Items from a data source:

'''

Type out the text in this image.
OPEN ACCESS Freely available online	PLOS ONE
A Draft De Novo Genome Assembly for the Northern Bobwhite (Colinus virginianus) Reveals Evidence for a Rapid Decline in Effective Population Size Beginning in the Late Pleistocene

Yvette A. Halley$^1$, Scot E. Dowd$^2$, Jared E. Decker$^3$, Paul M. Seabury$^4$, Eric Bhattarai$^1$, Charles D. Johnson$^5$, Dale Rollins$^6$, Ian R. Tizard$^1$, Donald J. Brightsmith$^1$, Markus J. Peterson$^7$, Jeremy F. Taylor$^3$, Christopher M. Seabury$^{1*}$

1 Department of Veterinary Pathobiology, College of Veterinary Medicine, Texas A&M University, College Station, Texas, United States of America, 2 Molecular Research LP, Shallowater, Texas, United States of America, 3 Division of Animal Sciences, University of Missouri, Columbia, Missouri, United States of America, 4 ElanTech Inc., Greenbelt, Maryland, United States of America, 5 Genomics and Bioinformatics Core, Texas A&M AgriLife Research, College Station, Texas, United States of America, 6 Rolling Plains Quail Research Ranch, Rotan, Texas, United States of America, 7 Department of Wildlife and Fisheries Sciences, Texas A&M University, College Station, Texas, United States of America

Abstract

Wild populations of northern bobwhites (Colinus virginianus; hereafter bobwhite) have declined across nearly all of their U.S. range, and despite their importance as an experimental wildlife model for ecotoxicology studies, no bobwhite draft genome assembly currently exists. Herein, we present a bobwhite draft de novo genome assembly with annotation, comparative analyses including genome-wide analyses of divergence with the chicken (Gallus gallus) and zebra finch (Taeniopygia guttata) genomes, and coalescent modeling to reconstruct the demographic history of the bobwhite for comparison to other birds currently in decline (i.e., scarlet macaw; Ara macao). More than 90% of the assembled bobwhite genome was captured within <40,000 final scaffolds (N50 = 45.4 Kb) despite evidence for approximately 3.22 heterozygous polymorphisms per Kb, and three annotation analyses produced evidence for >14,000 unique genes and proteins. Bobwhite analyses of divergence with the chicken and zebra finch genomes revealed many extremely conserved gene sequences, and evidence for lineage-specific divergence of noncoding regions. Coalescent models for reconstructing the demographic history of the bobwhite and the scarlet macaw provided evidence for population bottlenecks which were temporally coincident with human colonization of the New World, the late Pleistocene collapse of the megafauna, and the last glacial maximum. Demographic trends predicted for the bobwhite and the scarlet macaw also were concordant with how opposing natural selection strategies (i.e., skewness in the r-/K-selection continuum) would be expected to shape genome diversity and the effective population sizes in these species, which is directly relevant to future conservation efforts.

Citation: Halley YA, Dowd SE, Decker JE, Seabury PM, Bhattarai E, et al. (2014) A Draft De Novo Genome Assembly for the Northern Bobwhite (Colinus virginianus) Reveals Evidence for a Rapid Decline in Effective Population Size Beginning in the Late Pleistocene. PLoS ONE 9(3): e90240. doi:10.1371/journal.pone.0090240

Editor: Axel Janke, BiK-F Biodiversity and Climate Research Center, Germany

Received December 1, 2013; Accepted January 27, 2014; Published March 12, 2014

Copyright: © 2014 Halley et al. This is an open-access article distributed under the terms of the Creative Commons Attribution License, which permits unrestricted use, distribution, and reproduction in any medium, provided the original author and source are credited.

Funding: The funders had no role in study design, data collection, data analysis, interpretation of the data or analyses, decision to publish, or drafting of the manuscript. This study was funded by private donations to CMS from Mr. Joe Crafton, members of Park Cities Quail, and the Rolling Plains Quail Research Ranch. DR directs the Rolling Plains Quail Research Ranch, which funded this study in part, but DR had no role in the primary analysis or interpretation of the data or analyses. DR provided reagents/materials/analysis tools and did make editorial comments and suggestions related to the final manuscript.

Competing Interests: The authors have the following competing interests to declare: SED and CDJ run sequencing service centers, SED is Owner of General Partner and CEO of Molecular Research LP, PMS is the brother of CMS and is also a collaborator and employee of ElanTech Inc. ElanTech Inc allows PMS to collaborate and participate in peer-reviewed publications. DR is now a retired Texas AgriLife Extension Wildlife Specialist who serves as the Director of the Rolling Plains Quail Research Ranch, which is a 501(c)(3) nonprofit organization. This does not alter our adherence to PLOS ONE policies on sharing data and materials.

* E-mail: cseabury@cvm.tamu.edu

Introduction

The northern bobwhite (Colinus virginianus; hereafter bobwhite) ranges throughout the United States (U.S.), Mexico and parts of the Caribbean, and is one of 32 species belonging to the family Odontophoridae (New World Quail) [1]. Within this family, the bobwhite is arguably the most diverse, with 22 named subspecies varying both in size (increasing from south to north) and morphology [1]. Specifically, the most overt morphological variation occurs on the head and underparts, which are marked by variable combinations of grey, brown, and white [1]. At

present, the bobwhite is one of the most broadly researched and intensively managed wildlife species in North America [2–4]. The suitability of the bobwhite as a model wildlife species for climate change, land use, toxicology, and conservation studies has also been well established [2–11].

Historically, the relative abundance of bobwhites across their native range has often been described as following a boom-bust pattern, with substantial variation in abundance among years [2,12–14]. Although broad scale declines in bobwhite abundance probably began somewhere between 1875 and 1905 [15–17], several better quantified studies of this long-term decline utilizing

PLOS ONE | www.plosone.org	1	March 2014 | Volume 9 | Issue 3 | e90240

'''

● **WORK TO BE COMPLETED**
Each line above should be reproduced exactly, with nothing omitted.

● **YOUR SOLUTION**
Type out the text in this image.
OPEN ACCESS Freely available online	PLOS ONE
A Draft De Novo Genome Assembly for the Northern Bobwhite (Colinus virginianus) Reveals Evidence for a Rapid Decline in Effective Population Size Beginning in the Late Pleistocene

Yvette A. Halley$^1$, Scot E. Dowd$^2$, Jared E. Decker$^3$, Paul M. Seabury$^4$, Eric Bhattarai$^1$, Charles D. Johnson$^5$, Dale Rollins$^6$, Ian R. Tizard$^1$, Donald J. Brightsmith$^1$, Markus J. Peterson$^7$, Jeremy F. Taylor$^3$, Christopher M. Seabury$^{1*}$

1 Department of Veterinary Pathobiology, College of Veterinary Medicine, Texas A&M University, College Station, Texas, United States of America, 2 Molecular Research LP, Shallowater, Texas, United States of America, 3 Division of Animal Sciences, University of Missouri, Columbia, Missouri, United States of America, 4 ElanTech Inc., Greenbelt, Maryland, United States of America, 5 Genomics and Bioinformatics Core, Texas A&M AgriLife Research, College Station, Texas, United States of America, 6 Rolling Plains Quail Research Ranch, Rotan, Texas, United States of America, 7 Department of Wildlife and Fisheries Sciences, Texas A&M University, College Station, Texas, United States of America

Abstract

Wild populations of northern bobwhites (Colinus virginianus; hereafter bobwhite) have declined across nearly all of their U.S. range, and despite their importance as an experimental wildlife model for ecotoxicology studies, no bobwhite draft genome assembly currently exists. Herein, we present a bobwhite draft de novo genome assembly with annotation, comparative analyses including genome-wide analyses of divergence with the chicken (Gallus gallus) and zebra finch (Taeniopygia guttata) genomes, and coalescent modeling to reconstruct the demographic history of the bobwhite for comparison to other birds currently in decline (i.e., scarlet macaw; Ara macao). More than 90% of the assembled bobwhite genome was captured within <40,000 final scaffolds (N50 = 45.4 Kb) despite evidence for approximately 3.22 heterozygous polymorphisms per Kb, and three annotation analyses produced evidence for >14,000 unique genes and proteins. Bobwhite analyses of divergence with the chicken and zebra finch genomes revealed many extremely conserved gene sequences, and evidence for lineage-specific divergence of noncoding regions. Coalescent models for reconstructing the demographic history of the bobwhite and the scarlet macaw provided evidence for population bottlenecks which were temporally coincident with human colonization of the New World, the late Pleistocene collapse of the megafauna, and the last glacial maximum. Demographic trends predicted for the bobwhite and the scarlet macaw also were concordant with how opposing natural selection strategies (i.e., skewness in the r-/K-selection continuum) would be expected to shape genome diversity and the effective population sizes in these species, which is directly relevant to future conservation efforts.

Citation: Halley YA, Dowd SE, Decker JE, Seabury PM, Bhattarai E, et al. (2014) A Draft De Novo Genome Assembly for the Northern Bobwhite (Colinus virginianus) Reveals Evidence for a Rapid Decline in Effective Population Size Beginning in the Late Pleistocene. PLoS ONE 9(3): e90240. doi:10.1371/journal.pone.0090240

Editor: Axel Janke, BiK-F Biodiversity and Climate Research Center, Germany

Received December 1, 2013; Accepted January 27, 2014; Published March 12, 2014

Copyright: © 2014 Halley et al. This is an open-access article distributed under the terms of the Creative Commons Attribution License, which permits unrestricted use, distribution, and reproduction in any medium, provided the original author and source are credited.

Funding: The funders had no role in study design, data collection, data analysis, interpretation of the data or analyses, decision to publish, or drafting of the manuscript. This study was funded by private donations to CMS from Mr. Joe Crafton, members of Park Cities Quail, and the Rolling Plains Quail Research Ranch. DR directs the Rolling Plains Quail Research Ranch, which funded this study in part, but DR had no role in the primary analysis or interpretation of the data or analyses. DR provided reagents/materials/analysis tools and did make editorial comments and suggestions related to the final manuscript.

Competing Interests: The authors have the following competing interests to declare: SED and CDJ run sequencing service centers, SED is Owner of General Partner and CEO of Molecular Research LP, PMS is the brother of CMS and is also a collaborator and employee of ElanTech Inc. ElanTech Inc allows PMS to collaborate and participate in peer-reviewed publications. DR is now a retired Texas AgriLife Extension Wildlife Specialist who serves as the Director of the Rolling Plains Quail Research Ranch, which is a 501(c)(3) nonprofit organization. This does not alter our adherence to PLOS ONE policies on sharing data and materials.

* E-mail: cseabury@cvm.tamu.edu

Introduction

The northern bobwhite (Colinus virginianus; hereafter bobwhite) ranges throughout the United States (U.S.), Mexico and parts of the Caribbean, and is one of 32 species belonging to the family Odontophoridae (New World Quail) [1]. Within this family, the bobwhite is arguably the most diverse, with 22 named subspecies varying both in size (increasing from south to north) and morphology [1]. Specifically, the most overt morphological variation occurs on the head and underparts, which are marked by variable combinations of grey, brown, and white [1]. At

present, the bobwhite is one of the most broadly researched and intensively managed wildlife species in North America [2–4]. The suitability of the bobwhite as a model wildlife species for climate change, land use, toxicology, and conservation studies has also been well established [2–11].

Historically, the relative abundance of bobwhites across their native range has often been described as following a boom-bust pattern, with substantial variation in abundance among years [2,12–14]. Although broad scale declines in bobwhite abundance probably began somewhere between 1875 and 1905 [15–17], several better quantified studies of this long-term decline utilizing

PLOS ONE | www.plosone.org	1	March 2014 | Volume 9 | Issue 3 | e90240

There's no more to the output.